Look through the data below and say how many of its lines contain "those", adding nothing else.

# Exercise inputs start

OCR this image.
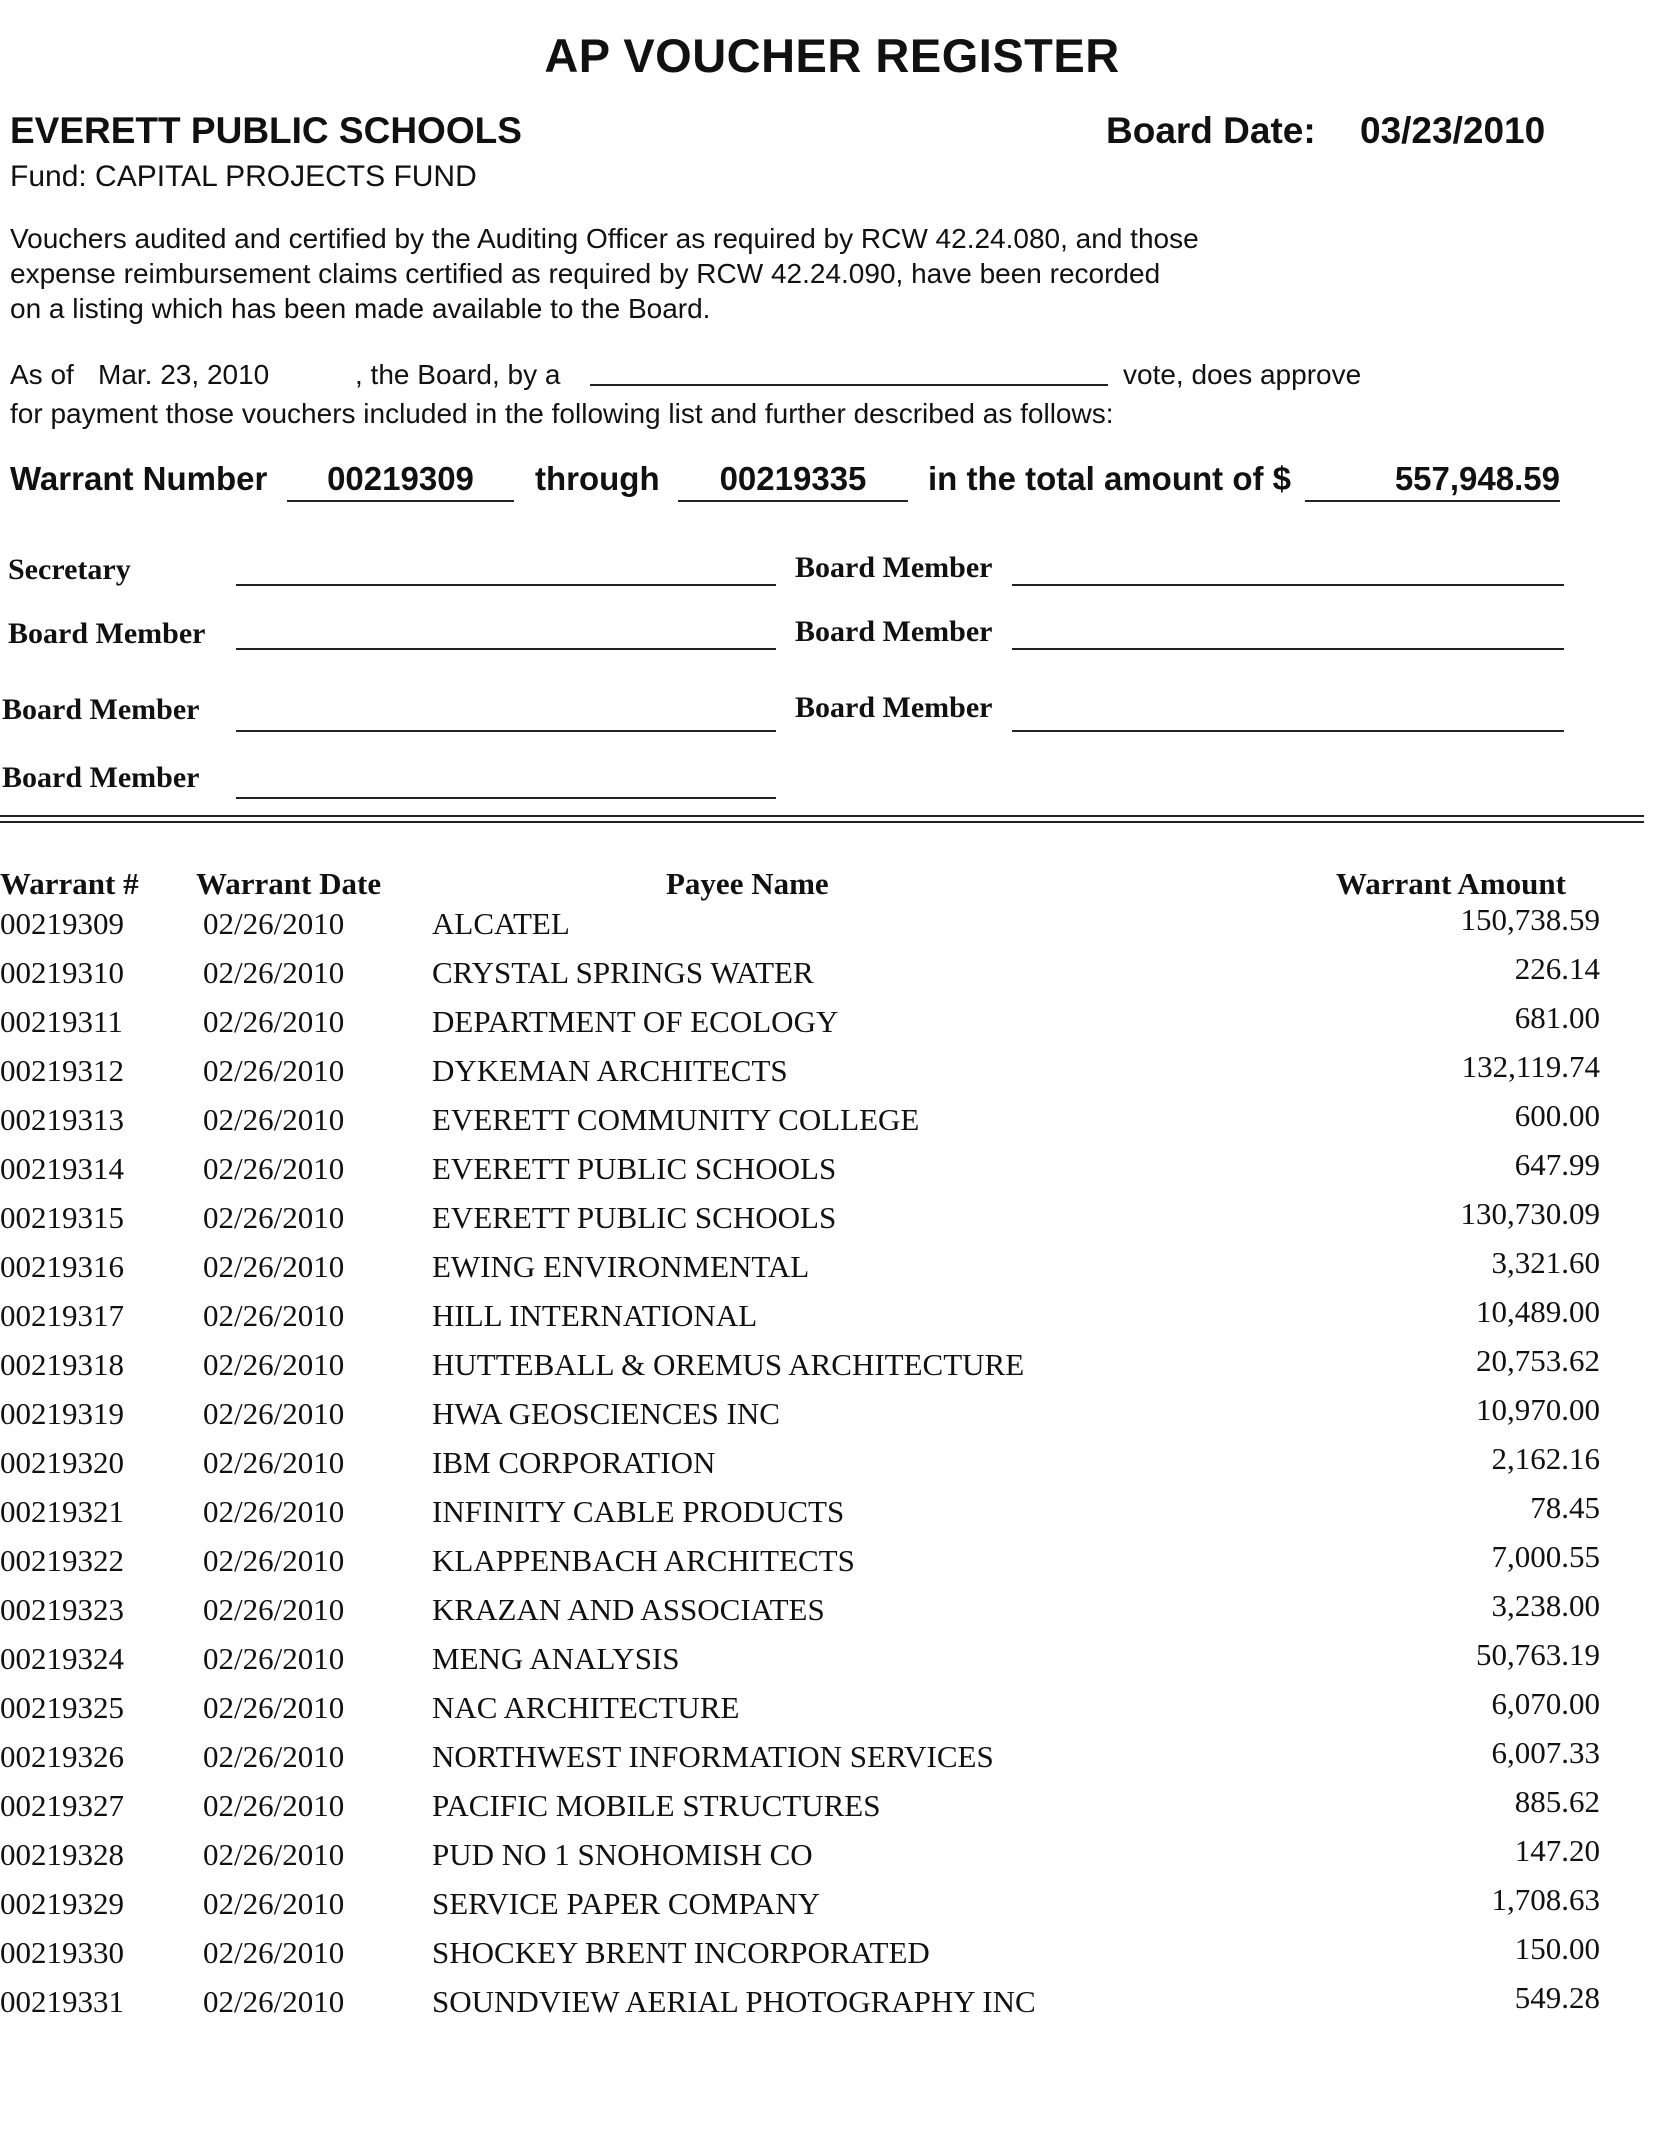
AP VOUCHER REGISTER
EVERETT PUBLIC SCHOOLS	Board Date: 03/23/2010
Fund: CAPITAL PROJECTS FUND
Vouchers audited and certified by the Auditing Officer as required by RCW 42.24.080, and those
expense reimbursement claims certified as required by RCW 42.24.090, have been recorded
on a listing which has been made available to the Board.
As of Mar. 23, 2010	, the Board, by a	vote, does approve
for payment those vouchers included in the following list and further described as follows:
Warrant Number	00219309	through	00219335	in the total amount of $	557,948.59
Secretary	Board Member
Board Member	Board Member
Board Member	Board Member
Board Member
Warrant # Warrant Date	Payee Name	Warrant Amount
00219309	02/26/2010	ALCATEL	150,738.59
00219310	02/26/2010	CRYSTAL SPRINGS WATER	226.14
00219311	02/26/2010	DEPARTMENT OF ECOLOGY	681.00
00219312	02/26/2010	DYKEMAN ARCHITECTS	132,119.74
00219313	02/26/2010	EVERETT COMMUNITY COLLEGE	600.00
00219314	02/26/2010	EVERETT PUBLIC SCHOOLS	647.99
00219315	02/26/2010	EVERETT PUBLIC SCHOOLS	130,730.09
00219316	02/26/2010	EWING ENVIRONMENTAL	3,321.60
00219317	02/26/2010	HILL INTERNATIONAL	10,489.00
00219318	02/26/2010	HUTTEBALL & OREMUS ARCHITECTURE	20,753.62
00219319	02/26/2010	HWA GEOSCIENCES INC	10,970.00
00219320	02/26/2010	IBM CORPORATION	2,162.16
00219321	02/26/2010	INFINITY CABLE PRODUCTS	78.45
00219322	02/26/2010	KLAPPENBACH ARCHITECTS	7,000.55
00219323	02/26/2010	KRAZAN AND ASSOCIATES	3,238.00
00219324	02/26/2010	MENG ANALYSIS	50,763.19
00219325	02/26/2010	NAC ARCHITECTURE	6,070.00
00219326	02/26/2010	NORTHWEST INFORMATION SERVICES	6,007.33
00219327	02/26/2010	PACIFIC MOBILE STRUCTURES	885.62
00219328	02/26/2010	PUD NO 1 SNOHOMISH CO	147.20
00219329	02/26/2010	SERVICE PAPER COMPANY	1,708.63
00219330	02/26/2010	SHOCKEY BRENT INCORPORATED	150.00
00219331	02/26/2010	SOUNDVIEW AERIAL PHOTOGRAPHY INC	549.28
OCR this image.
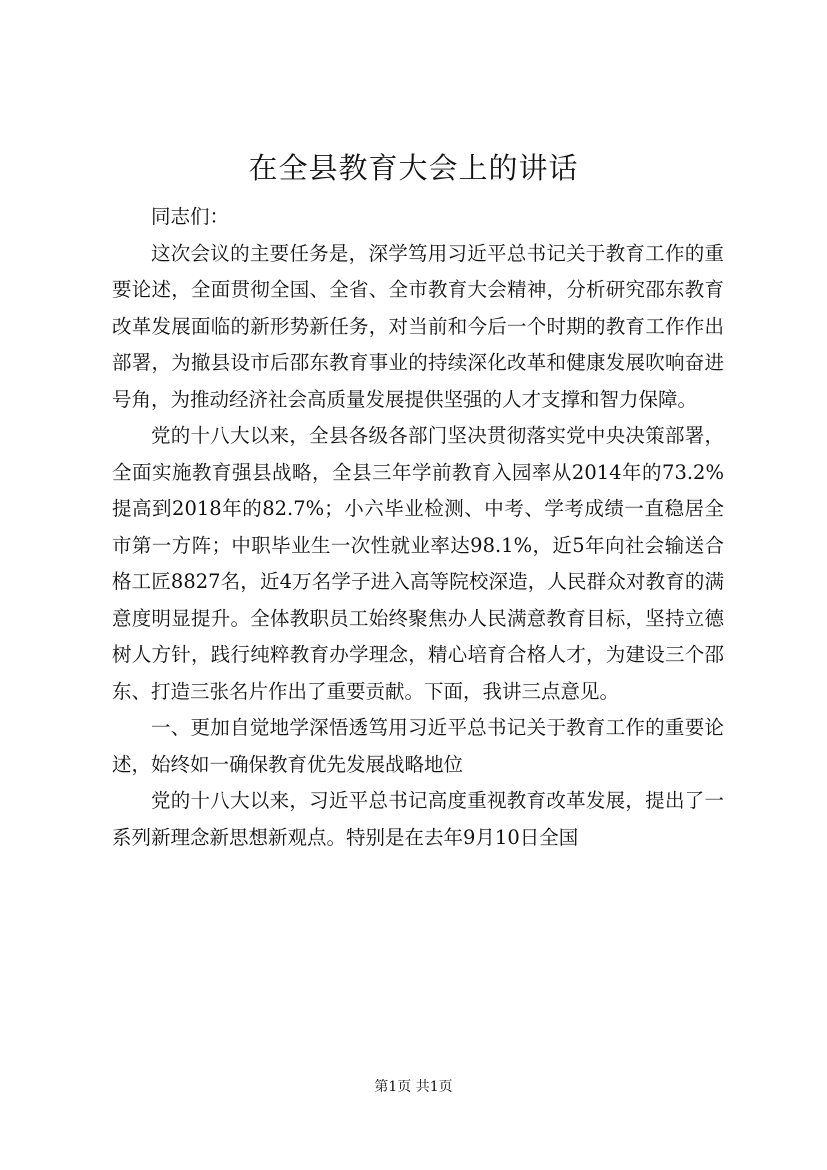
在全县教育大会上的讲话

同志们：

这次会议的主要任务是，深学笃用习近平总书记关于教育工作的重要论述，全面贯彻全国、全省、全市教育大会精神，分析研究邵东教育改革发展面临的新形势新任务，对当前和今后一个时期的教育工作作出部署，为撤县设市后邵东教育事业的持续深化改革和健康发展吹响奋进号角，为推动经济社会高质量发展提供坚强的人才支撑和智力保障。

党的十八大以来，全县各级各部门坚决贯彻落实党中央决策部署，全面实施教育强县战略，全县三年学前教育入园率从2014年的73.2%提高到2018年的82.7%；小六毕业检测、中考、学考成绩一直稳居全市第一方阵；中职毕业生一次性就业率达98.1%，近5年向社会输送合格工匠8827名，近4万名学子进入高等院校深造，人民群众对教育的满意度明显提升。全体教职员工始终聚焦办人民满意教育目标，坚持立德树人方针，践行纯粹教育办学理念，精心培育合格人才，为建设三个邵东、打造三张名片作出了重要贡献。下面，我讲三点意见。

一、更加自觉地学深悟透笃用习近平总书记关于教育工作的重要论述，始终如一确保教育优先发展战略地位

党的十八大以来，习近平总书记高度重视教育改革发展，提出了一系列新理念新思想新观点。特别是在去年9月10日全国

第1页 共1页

# Exercise inputs end

● Exercise result
2